THE RECORDS
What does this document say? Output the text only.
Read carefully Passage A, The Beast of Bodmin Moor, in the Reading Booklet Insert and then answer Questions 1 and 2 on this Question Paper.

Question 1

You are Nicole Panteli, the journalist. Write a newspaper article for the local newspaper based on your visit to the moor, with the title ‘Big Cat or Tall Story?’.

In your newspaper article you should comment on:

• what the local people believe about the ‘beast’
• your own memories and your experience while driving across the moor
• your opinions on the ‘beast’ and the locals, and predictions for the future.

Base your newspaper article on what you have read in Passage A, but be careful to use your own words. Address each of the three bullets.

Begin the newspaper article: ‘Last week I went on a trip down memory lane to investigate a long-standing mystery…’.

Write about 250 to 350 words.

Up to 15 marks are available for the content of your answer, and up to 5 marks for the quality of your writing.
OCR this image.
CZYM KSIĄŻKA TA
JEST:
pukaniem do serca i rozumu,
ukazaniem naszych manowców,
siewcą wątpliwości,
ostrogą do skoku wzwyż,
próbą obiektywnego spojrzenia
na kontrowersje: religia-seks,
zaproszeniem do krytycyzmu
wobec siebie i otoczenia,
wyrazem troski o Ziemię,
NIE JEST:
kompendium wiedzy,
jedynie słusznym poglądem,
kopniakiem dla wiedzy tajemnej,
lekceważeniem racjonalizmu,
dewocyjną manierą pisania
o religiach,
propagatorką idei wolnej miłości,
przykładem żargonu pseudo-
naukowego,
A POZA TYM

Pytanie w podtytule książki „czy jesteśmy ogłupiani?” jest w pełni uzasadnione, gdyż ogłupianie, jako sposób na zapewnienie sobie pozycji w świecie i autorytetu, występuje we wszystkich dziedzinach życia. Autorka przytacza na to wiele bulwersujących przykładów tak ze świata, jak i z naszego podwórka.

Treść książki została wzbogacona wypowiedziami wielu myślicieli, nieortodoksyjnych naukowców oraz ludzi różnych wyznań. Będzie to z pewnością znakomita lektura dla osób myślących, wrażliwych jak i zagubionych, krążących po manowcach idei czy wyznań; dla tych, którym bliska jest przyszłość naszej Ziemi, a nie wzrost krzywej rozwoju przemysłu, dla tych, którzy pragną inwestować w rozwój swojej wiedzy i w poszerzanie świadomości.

WHAT THIS TASK INVOLVES
Count the lines in the entries above that include the string "Passage", then give only that figure.

TASK OUTPUT
2